▶ _EXERCISE_
Return each line containing "this".

Figure data in JSON
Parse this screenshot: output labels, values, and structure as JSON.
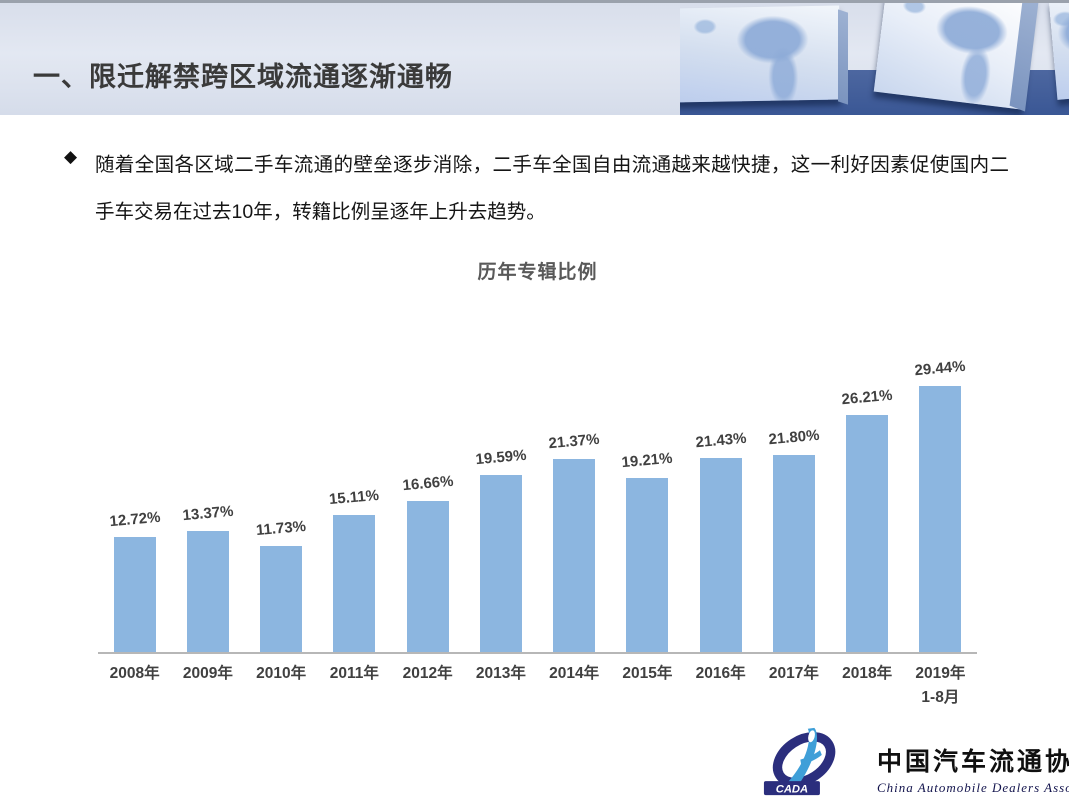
{
  "slide": {
    "title": "一、限迁解禁跨区域流通逐渐通畅",
    "bullet_marker": "◆",
    "bullet_text": "随着全国各区域二手车流通的壁垒逐步消除，二手车全国自由流通越来越快捷，这一利好因素促使国内二手车交易在过去10年，转籍比例呈逐年上升去趋势。"
  },
  "chart_data": {
    "type": "bar",
    "title": "历年专辑比例",
    "categories": [
      "2008年",
      "2009年",
      "2010年",
      "2011年",
      "2012年",
      "2013年",
      "2014年",
      "2015年",
      "2016年",
      "2017年",
      "2018年",
      "2019年\n1-8月"
    ],
    "values": [
      12.72,
      13.37,
      11.73,
      15.11,
      16.66,
      19.59,
      21.37,
      19.21,
      21.43,
      21.8,
      26.21,
      29.44
    ],
    "value_labels": [
      "12.72%",
      "13.37%",
      "11.73%",
      "15.11%",
      "16.66%",
      "19.59%",
      "21.37%",
      "19.21%",
      "21.43%",
      "21.80%",
      "26.21%",
      "29.44%"
    ],
    "ylim": [
      0,
      32.1
    ],
    "grid": false,
    "legend": false,
    "bar_color": "#8cb6e0",
    "value_label_color": "#404040",
    "axis_color": "#b7b7b7",
    "title_color": "#595959"
  },
  "logo": {
    "acronym": "CADA",
    "name_cn": "中国汽车流通协会",
    "name_en": "China Automobile Dealers Association",
    "primary_color": "#2b2e7d",
    "accent_color": "#3f9fd8"
  }
}
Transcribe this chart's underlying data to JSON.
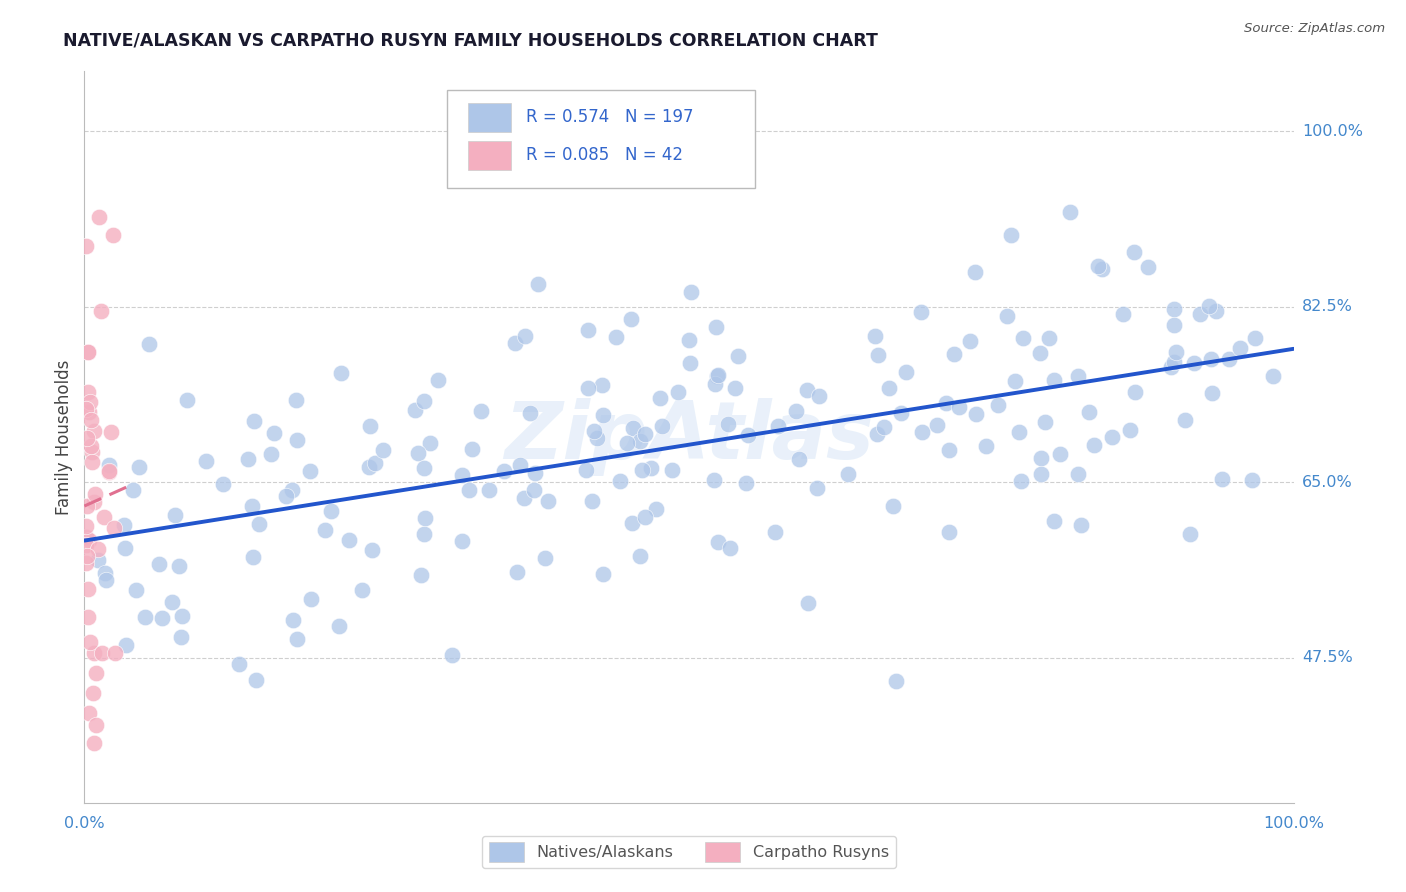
{
  "title": "NATIVE/ALASKAN VS CARPATHO RUSYN FAMILY HOUSEHOLDS CORRELATION CHART",
  "source": "Source: ZipAtlas.com",
  "ylabel": "Family Households",
  "yaxis_labels": [
    "100.0%",
    "82.5%",
    "65.0%",
    "47.5%"
  ],
  "yaxis_values": [
    1.0,
    0.825,
    0.65,
    0.475
  ],
  "xlim": [
    0.0,
    1.0
  ],
  "ylim": [
    0.33,
    1.06
  ],
  "blue_R": 0.574,
  "blue_N": 197,
  "pink_R": 0.085,
  "pink_N": 42,
  "blue_scatter_color": "#aec6e8",
  "pink_scatter_color": "#f4afc0",
  "blue_line_color": "#2255cc",
  "pink_line_color": "#e07090",
  "title_color": "#1a1a2e",
  "axis_label_color": "#4488cc",
  "legend_text_color": "#3366cc",
  "watermark": "ZipAtlas",
  "watermark_color": "#b0ccee",
  "grid_color": "#bbbbbb",
  "background_color": "#ffffff",
  "source_color": "#555555",
  "ylabel_color": "#444444",
  "blue_line_start": 0.0,
  "blue_line_end": 1.0,
  "pink_line_start": 0.0,
  "pink_line_end": 0.04
}
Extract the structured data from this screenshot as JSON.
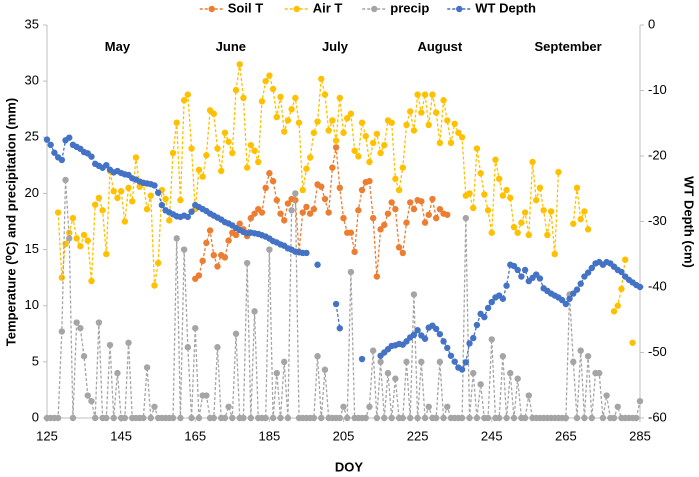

▶ _EXERCISE ANSWER_
Parse this screenshot: output labels, values, and structure as JSON.
Transcribe this chart's underlying data to JSON.
Extract the structured data from this screenshot as JSON.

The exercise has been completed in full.